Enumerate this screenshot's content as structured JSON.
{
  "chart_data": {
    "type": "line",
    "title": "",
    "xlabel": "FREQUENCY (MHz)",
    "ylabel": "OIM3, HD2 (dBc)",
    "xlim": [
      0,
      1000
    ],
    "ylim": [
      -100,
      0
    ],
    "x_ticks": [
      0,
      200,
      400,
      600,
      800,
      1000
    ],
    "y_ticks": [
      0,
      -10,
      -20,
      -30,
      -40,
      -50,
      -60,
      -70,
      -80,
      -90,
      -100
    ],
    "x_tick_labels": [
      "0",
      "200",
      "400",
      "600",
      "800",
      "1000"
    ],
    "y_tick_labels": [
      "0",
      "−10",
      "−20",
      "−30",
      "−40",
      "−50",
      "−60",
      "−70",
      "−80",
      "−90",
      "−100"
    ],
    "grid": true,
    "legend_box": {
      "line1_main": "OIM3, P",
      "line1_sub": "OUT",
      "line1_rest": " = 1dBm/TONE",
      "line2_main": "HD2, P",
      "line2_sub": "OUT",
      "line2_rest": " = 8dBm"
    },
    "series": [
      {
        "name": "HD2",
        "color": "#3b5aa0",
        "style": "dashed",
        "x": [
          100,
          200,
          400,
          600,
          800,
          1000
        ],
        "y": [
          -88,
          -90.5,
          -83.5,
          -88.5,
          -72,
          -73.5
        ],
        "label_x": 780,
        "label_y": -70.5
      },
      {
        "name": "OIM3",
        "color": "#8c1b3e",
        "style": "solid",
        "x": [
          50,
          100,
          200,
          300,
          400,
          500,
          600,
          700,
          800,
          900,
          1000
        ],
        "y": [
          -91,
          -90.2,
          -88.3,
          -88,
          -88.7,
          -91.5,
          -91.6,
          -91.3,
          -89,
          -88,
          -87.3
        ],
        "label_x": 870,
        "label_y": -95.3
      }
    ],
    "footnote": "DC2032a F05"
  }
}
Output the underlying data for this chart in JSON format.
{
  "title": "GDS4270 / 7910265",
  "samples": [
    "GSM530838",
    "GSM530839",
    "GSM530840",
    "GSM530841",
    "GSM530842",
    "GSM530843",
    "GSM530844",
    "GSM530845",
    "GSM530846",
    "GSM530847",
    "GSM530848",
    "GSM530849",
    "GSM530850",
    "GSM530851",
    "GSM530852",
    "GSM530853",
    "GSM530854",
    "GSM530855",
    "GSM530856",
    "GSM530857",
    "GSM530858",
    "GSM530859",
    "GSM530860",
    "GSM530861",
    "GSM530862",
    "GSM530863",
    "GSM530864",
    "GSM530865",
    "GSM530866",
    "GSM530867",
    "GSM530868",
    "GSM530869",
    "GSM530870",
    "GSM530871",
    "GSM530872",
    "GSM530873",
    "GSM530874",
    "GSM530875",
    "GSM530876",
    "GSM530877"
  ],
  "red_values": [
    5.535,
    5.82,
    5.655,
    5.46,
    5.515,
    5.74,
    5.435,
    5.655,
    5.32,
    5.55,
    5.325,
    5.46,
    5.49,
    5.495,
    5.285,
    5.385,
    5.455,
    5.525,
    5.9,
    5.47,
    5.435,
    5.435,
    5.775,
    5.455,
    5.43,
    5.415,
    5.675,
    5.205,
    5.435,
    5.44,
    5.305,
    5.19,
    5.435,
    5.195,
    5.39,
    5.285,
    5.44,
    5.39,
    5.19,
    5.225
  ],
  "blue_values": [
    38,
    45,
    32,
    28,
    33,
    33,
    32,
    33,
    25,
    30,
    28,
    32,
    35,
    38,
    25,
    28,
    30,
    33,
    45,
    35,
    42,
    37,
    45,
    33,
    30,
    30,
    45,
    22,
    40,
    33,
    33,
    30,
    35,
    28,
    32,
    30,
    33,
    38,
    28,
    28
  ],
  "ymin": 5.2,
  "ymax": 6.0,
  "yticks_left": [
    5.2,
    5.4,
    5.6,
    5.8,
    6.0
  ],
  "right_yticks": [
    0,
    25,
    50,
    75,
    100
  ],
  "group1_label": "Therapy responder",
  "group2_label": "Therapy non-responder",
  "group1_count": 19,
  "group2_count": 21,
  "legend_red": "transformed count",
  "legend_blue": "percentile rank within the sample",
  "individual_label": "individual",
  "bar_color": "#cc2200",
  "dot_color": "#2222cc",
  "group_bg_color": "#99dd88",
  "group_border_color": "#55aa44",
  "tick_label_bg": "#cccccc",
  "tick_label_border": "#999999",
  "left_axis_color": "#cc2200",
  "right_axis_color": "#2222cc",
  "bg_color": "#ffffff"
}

_ _ _

*Goal of the exercise*. Check each line of the records for the word "Therapy", and show the lines that contain it.

*Exercise solution*.
  "group1_label": "Therapy responder",
  "group2_label": "Therapy non-responder",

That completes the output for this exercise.